_WRITTEN PROBLEM:_
Count the lines in the records below that contain the string "swatch", and give only that number.

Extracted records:
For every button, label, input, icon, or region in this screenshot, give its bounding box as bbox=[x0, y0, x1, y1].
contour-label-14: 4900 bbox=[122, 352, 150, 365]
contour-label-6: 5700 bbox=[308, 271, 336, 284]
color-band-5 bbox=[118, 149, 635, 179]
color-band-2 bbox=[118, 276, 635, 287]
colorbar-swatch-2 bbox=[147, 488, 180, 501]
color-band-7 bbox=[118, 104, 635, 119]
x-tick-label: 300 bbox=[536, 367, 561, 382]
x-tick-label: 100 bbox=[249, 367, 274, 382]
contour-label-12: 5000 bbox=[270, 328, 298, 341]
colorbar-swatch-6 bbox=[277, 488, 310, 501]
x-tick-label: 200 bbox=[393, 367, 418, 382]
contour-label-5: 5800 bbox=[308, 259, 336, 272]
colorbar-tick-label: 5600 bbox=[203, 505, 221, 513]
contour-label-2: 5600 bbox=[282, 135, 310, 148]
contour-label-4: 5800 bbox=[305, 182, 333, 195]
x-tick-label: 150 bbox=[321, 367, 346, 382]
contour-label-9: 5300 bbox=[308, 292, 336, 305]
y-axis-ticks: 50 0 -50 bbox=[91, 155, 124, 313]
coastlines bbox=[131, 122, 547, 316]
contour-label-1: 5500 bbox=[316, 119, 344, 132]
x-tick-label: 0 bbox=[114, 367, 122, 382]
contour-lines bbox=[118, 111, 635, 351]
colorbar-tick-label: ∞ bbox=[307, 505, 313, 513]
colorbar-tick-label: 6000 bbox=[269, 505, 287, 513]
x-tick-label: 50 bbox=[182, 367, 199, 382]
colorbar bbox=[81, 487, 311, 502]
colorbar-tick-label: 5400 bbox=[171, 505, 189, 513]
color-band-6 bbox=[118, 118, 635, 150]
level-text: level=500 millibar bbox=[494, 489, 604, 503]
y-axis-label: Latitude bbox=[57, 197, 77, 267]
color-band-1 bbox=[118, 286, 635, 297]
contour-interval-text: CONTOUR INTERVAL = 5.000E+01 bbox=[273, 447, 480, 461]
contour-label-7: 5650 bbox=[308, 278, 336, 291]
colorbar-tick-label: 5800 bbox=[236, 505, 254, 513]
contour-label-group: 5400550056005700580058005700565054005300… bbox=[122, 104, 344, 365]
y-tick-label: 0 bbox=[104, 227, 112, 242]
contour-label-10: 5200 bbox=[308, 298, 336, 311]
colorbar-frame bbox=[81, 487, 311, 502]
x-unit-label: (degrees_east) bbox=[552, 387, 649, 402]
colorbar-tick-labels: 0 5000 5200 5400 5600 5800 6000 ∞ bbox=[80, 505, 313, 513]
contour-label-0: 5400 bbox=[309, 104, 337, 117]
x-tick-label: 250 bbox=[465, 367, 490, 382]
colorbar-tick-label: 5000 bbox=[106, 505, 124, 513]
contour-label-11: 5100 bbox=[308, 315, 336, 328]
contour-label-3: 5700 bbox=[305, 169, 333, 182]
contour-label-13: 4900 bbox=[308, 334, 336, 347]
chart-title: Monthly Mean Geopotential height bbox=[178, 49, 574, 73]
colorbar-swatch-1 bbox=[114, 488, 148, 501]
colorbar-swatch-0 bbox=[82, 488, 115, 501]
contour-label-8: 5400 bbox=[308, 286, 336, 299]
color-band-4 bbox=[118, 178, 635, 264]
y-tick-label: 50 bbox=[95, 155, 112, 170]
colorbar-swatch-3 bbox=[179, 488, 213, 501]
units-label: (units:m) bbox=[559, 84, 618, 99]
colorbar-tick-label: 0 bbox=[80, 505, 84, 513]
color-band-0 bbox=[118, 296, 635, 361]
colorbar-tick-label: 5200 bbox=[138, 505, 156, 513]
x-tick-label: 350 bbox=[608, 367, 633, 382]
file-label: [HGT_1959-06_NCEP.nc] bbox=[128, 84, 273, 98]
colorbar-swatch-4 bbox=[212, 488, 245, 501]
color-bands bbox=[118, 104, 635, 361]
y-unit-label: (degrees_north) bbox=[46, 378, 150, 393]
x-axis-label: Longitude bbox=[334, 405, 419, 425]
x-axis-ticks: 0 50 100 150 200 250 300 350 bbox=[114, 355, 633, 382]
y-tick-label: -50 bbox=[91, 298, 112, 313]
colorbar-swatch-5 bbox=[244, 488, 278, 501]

_OUTPUT:_
7